To do: Return the records exactly as they are.

Information shown:
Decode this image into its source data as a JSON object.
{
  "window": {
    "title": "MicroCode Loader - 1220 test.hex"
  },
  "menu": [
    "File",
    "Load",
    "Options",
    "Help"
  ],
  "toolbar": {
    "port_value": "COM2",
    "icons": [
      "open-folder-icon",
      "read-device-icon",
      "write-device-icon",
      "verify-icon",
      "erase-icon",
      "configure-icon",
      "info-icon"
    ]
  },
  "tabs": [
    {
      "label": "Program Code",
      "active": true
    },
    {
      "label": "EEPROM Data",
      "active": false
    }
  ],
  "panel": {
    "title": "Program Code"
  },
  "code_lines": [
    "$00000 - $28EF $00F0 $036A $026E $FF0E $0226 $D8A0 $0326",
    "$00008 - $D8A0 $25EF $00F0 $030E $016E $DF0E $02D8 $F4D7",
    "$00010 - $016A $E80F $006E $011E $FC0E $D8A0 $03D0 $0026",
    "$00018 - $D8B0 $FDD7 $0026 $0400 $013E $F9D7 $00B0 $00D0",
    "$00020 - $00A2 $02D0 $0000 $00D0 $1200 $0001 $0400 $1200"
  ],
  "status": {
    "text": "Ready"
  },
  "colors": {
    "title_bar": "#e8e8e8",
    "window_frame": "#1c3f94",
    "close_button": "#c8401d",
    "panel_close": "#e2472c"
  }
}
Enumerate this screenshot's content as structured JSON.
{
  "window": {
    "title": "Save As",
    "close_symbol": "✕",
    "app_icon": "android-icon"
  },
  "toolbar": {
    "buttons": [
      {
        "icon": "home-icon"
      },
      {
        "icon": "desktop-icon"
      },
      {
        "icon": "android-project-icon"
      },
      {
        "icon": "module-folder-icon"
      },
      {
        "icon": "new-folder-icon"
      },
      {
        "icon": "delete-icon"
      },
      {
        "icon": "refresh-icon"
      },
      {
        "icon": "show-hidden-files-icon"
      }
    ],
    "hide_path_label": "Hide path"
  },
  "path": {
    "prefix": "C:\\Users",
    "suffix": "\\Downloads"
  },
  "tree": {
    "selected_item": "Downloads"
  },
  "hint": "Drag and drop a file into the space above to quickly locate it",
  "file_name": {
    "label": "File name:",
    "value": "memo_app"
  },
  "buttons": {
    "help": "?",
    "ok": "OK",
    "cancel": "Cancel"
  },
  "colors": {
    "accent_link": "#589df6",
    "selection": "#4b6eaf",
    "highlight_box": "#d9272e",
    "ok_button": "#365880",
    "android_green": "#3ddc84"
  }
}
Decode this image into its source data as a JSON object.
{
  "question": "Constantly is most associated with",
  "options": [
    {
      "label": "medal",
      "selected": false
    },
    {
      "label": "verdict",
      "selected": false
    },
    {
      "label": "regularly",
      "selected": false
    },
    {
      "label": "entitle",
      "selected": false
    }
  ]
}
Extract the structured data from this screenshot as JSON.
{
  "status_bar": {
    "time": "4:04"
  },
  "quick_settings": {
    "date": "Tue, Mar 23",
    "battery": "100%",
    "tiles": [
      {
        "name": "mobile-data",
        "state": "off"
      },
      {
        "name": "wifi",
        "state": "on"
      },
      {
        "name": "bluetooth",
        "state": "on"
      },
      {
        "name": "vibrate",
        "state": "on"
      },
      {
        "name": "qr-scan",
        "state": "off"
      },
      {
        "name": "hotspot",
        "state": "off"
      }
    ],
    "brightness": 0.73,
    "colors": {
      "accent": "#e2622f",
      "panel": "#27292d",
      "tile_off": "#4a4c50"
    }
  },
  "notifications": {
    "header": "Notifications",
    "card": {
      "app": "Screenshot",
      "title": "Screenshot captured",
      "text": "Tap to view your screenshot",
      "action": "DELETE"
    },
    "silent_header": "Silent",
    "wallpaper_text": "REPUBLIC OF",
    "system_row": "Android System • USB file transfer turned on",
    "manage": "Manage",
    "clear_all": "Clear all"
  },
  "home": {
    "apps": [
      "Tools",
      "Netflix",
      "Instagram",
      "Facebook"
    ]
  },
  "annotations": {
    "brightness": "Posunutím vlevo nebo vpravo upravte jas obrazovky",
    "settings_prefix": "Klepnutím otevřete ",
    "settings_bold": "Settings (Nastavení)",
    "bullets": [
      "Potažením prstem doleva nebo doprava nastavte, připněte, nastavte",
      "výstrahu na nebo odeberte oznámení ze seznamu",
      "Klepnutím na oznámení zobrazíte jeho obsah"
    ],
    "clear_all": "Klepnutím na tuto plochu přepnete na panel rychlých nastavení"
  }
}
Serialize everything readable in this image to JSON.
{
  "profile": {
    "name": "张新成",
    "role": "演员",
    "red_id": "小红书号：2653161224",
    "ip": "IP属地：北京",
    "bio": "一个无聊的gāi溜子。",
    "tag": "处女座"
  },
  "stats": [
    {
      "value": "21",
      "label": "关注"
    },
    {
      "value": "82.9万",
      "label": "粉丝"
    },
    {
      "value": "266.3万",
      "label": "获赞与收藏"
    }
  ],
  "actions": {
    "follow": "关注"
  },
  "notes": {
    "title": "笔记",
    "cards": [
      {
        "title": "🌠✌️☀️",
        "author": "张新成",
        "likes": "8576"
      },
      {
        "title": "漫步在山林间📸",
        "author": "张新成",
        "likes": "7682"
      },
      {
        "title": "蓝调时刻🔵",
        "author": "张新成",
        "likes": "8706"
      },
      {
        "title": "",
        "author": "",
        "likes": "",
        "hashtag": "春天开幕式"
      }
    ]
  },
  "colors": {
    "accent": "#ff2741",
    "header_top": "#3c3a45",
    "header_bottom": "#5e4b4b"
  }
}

Written response:
Decode this image into its source data as a JSON object.
{
  "window": {
    "title": "MicroCode Loader - 1220 test.hex"
  },
  "menu": [
    "File",
    "Load",
    "Options",
    "Help"
  ],
  "toolbar": {
    "port_value": "COM2",
    "icons": [
      "open-folder-icon",
      "read-device-icon",
      "write-device-icon",
      "verify-icon",
      "erase-icon",
      "configure-icon",
      "info-icon"
    ]
  },
  "tabs": [
    {
      "label": "Program Code",
      "active": true
    },
    {
      "label": "EEPROM Data",
      "active": false
    }
  ],
  "panel": {
    "title": "Program Code"
  },
  "code_lines": [
    "$00000 - $28EF $00F0 $036A $026E $FF0E $0226 $D8A0 $0326",
    "$00008 - $D8A0 $25EF $00F0 $030E $016E $DF0E $02D8 $F4D7",
    "$00010 - $016A $E80F $006E $011E $FC0E $D8A0 $03D0 $0026",
    "$00018 - $D8B0 $FDD7 $0026 $0400 $013E $F9D7 $00B0 $00D0",
    "$00020 - $00A2 $02D0 $0000 $00D0 $1200 $0001 $0400 $1200"
  ],
  "status": {
    "text": "Ready"
  },
  "colors": {
    "title_bar": "#e8e8e8",
    "window_frame": "#1c3f94",
    "close_button": "#c8401d",
    "panel_close": "#e2472c"
  }
}
Enumerate this screenshot's content as structured JSON.
{
  "window": {
    "title": "Save As",
    "close_symbol": "✕",
    "app_icon": "android-icon"
  },
  "toolbar": {
    "buttons": [
      {
        "icon": "home-icon"
      },
      {
        "icon": "desktop-icon"
      },
      {
        "icon": "android-project-icon"
      },
      {
        "icon": "module-folder-icon"
      },
      {
        "icon": "new-folder-icon"
      },
      {
        "icon": "delete-icon"
      },
      {
        "icon": "refresh-icon"
      },
      {
        "icon": "show-hidden-files-icon"
      }
    ],
    "hide_path_label": "Hide path"
  },
  "path": {
    "prefix": "C:\\Users",
    "suffix": "\\Downloads"
  },
  "tree": {
    "selected_item": "Downloads"
  },
  "hint": "Drag and drop a file into the space above to quickly locate it",
  "file_name": {
    "label": "File name:",
    "value": "memo_app"
  },
  "buttons": {
    "help": "?",
    "ok": "OK",
    "cancel": "Cancel"
  },
  "colors": {
    "accent_link": "#589df6",
    "selection": "#4b6eaf",
    "highlight_box": "#d9272e",
    "ok_button": "#365880",
    "android_green": "#3ddc84"
  }
}
Decode this image into its source data as a JSON object.
{
  "question": "Constantly is most associated with",
  "options": [
    {
      "label": "medal",
      "selected": false
    },
    {
      "label": "verdict",
      "selected": false
    },
    {
      "label": "regularly",
      "selected": false
    },
    {
      "label": "entitle",
      "selected": false
    }
  ]
}
Extract the structured data from this screenshot as JSON.
{
  "status_bar": {
    "time": "4:04"
  },
  "quick_settings": {
    "date": "Tue, Mar 23",
    "battery": "100%",
    "tiles": [
      {
        "name": "mobile-data",
        "state": "off"
      },
      {
        "name": "wifi",
        "state": "on"
      },
      {
        "name": "bluetooth",
        "state": "on"
      },
      {
        "name": "vibrate",
        "state": "on"
      },
      {
        "name": "qr-scan",
        "state": "off"
      },
      {
        "name": "hotspot",
        "state": "off"
      }
    ],
    "brightness": 0.73,
    "colors": {
      "accent": "#e2622f",
      "panel": "#27292d",
      "tile_off": "#4a4c50"
    }
  },
  "notifications": {
    "header": "Notifications",
    "card": {
      "app": "Screenshot",
      "title": "Screenshot captured",
      "text": "Tap to view your screenshot",
      "action": "DELETE"
    },
    "silent_header": "Silent",
    "wallpaper_text": "REPUBLIC OF",
    "system_row": "Android System • USB file transfer turned on",
    "manage": "Manage",
    "clear_all": "Clear all"
  },
  "home": {
    "apps": [
      "Tools",
      "Netflix",
      "Instagram",
      "Facebook"
    ]
  },
  "annotations": {
    "brightness": "Posunutím vlevo nebo vpravo upravte jas obrazovky",
    "settings_prefix": "Klepnutím otevřete ",
    "settings_bold": "Settings (Nastavení)",
    "bullets": [
      "Potažením prstem doleva nebo doprava nastavte, připněte, nastavte",
      "výstrahu na nebo odeberte oznámení ze seznamu",
      "Klepnutím na oznámení zobrazíte jeho obsah"
    ],
    "clear_all": "Klepnutím na tuto plochu přepnete na panel rychlých nastavení"
  }
}
Serialize everything readable in this image to JSON.
{
  "profile": {
    "name": "张新成",
    "role": "演员",
    "red_id": "小红书号：2653161224",
    "ip": "IP属地：北京",
    "bio": "一个无聊的gāi溜子。",
    "tag": "处女座"
  },
  "stats": [
    {
      "value": "21",
      "label": "关注"
    },
    {
      "value": "82.9万",
      "label": "粉丝"
    },
    {
      "value": "266.3万",
      "label": "获赞与收藏"
    }
  ],
  "actions": {
    "follow": "关注"
  },
  "notes": {
    "title": "笔记",
    "cards": [
      {
        "title": "🌠✌️☀️",
        "author": "张新成",
        "likes": "8576"
      },
      {
        "title": "漫步在山林间📸",
        "author": "张新成",
        "likes": "7682"
      },
      {
        "title": "蓝调时刻🔵",
        "author": "张新成",
        "likes": "8706"
      },
      {
        "title": "",
        "author": "",
        "likes": "",
        "hashtag": "春天开幕式"
      }
    ]
  },
  "colors": {
    "accent": "#ff2741",
    "header_top": "#3c3a45",
    "header_bottom": "#5e4b4b"
  }
}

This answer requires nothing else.